## Requirement
Take the material below and retype it in full; pictures are left out.

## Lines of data
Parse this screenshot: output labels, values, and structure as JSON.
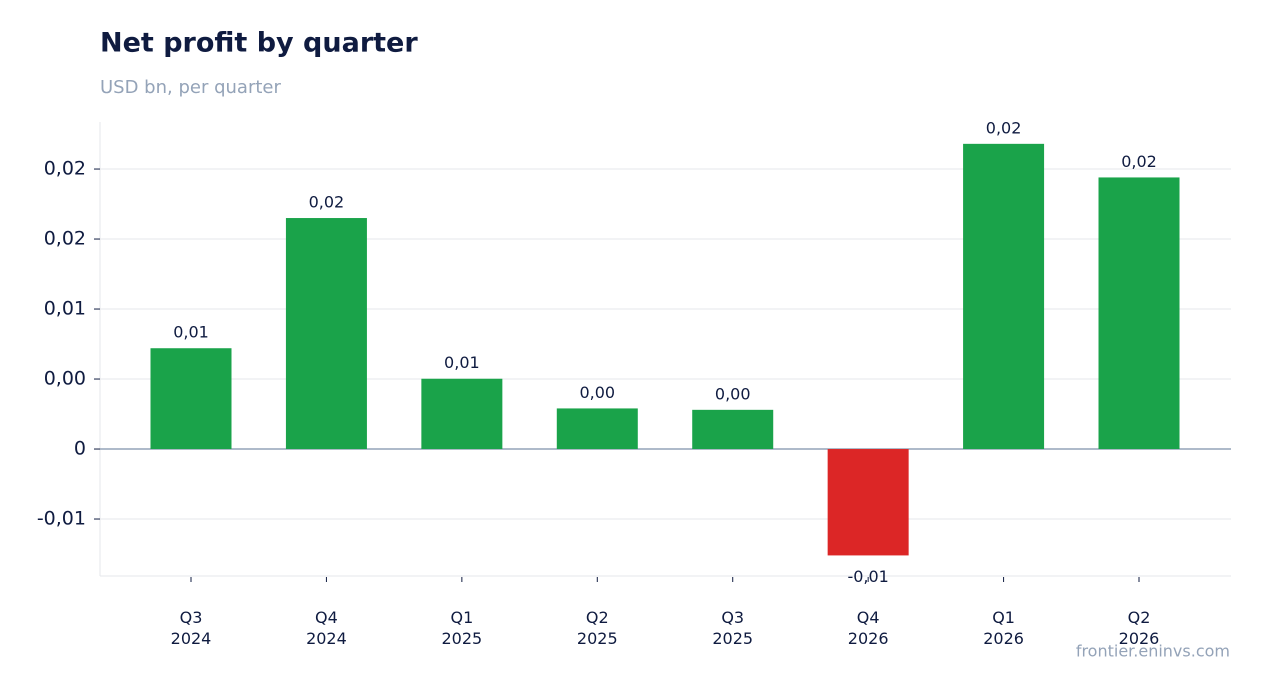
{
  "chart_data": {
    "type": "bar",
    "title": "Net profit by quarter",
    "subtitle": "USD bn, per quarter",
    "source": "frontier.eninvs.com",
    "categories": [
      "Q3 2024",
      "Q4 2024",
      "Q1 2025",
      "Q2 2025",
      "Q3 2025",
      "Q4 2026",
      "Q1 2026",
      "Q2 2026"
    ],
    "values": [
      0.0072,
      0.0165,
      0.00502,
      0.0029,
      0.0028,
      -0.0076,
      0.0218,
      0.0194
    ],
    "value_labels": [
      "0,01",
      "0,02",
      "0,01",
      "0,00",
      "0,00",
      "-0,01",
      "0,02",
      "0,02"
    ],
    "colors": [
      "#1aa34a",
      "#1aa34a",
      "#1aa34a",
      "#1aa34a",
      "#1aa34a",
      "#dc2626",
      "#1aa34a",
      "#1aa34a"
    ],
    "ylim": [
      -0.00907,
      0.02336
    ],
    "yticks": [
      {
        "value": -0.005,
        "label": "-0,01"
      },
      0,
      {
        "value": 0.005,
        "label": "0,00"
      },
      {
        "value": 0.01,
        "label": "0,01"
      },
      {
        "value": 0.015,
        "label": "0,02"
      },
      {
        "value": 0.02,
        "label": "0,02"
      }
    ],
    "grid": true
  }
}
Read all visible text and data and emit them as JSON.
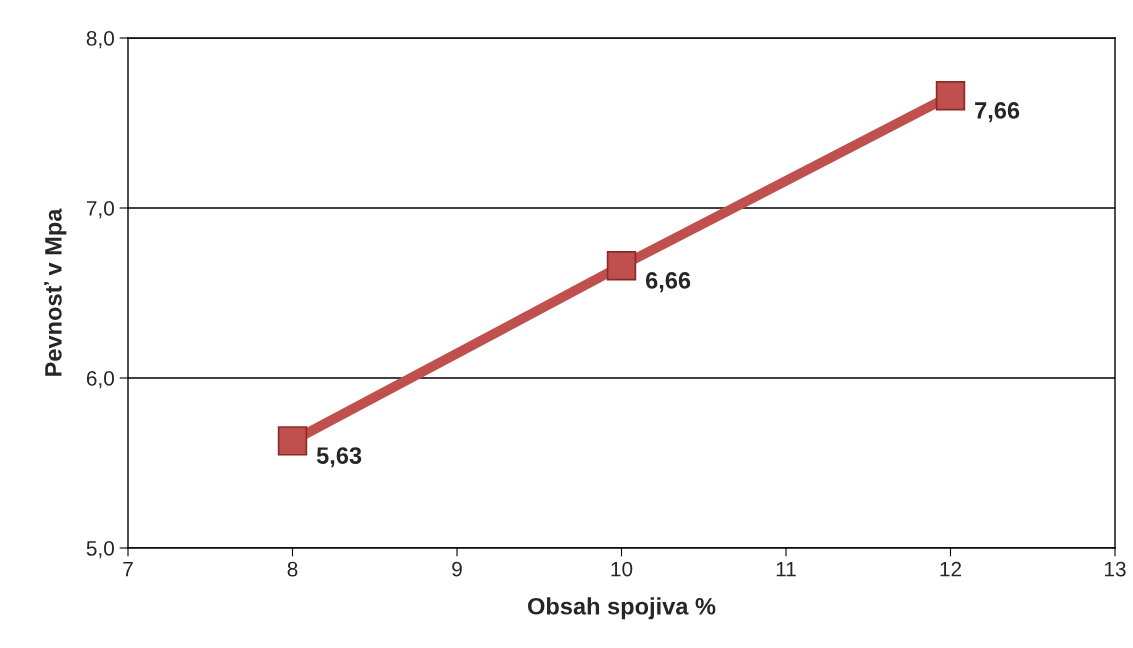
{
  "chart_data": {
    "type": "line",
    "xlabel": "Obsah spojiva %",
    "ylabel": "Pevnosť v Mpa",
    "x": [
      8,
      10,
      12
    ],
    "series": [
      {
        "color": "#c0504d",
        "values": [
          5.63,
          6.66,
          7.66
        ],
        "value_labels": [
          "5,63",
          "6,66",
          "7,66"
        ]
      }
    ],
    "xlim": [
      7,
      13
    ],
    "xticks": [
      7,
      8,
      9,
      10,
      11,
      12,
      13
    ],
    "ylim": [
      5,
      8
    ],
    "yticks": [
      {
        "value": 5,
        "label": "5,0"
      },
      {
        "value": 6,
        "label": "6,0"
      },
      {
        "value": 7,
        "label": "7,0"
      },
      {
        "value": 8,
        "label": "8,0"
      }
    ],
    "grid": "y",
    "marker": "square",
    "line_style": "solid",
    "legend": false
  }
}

## Written answer
Parse this screenshot: output labels, values, and structure as JSON.
{
  "chart_data": {
    "type": "bar",
    "title": "Net profit by quarter",
    "subtitle": "USD bn, per quarter",
    "source": "frontier.eninvs.com",
    "categories": [
      "Q3 2024",
      "Q4 2024",
      "Q1 2025",
      "Q2 2025",
      "Q3 2025",
      "Q4 2026",
      "Q1 2026",
      "Q2 2026"
    ],
    "values": [
      0.0072,
      0.0165,
      0.00502,
      0.0029,
      0.0028,
      -0.0076,
      0.0218,
      0.0194
    ],
    "value_labels": [
      "0,01",
      "0,02",
      "0,01",
      "0,00",
      "0,00",
      "-0,01",
      "0,02",
      "0,02"
    ],
    "colors": [
      "#1aa34a",
      "#1aa34a",
      "#1aa34a",
      "#1aa34a",
      "#1aa34a",
      "#dc2626",
      "#1aa34a",
      "#1aa34a"
    ],
    "ylim": [
      -0.00907,
      0.02336
    ],
    "yticks": [
      {
        "value": -0.005,
        "label": "-0,01"
      },
      0,
      {
        "value": 0.005,
        "label": "0,00"
      },
      {
        "value": 0.01,
        "label": "0,01"
      },
      {
        "value": 0.015,
        "label": "0,02"
      },
      {
        "value": 0.02,
        "label": "0,02"
      }
    ],
    "grid": true
  }
}
Read all visible text and data and emit them as JSON.
{
  "chart_data": {
    "type": "line",
    "xlabel": "Obsah spojiva %",
    "ylabel": "Pevnosť v Mpa",
    "x": [
      8,
      10,
      12
    ],
    "series": [
      {
        "color": "#c0504d",
        "values": [
          5.63,
          6.66,
          7.66
        ],
        "value_labels": [
          "5,63",
          "6,66",
          "7,66"
        ]
      }
    ],
    "xlim": [
      7,
      13
    ],
    "xticks": [
      7,
      8,
      9,
      10,
      11,
      12,
      13
    ],
    "ylim": [
      5,
      8
    ],
    "yticks": [
      {
        "value": 5,
        "label": "5,0"
      },
      {
        "value": 6,
        "label": "6,0"
      },
      {
        "value": 7,
        "label": "7,0"
      },
      {
        "value": 8,
        "label": "8,0"
      }
    ],
    "grid": "y",
    "marker": "square",
    "line_style": "solid",
    "legend": false
  }
}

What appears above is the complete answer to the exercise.